**Short task**
Present each line of the entries below that holds the word "name".

+--

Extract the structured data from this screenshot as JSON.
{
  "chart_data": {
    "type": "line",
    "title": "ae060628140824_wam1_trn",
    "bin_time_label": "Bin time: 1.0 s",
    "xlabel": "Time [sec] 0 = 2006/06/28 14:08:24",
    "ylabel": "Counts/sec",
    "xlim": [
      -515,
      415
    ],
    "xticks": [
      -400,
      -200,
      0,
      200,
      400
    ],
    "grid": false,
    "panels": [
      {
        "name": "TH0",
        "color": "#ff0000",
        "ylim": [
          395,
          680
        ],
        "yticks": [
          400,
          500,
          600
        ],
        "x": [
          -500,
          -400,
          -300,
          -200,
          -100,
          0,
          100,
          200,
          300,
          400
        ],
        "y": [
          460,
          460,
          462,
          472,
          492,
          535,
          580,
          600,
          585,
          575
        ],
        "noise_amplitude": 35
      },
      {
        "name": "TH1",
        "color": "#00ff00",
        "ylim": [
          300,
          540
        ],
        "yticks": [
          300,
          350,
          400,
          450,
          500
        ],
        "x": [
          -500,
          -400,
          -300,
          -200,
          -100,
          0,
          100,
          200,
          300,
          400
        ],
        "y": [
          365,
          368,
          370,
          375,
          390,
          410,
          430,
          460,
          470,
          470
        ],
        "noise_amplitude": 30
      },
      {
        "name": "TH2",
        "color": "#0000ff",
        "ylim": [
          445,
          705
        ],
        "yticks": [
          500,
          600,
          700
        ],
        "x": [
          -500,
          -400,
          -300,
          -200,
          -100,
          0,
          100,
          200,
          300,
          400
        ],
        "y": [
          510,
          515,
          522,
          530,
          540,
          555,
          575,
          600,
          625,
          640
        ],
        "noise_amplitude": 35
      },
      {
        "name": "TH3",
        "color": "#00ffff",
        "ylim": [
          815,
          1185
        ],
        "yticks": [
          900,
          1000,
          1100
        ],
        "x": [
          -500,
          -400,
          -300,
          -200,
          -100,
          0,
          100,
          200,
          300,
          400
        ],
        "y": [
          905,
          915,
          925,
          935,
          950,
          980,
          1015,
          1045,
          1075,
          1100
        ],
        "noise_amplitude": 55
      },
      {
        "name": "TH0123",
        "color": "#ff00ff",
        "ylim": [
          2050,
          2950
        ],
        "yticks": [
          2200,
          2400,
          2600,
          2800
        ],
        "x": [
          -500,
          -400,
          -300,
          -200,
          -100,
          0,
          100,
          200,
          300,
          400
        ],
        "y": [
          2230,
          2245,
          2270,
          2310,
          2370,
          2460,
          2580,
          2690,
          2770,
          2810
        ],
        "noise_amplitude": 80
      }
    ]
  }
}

+--

**Response to the exercise**
        "name": "TH0",
        "name": "TH1",
        "name": "TH2",
        "name": "TH3",
        "name": "TH0123",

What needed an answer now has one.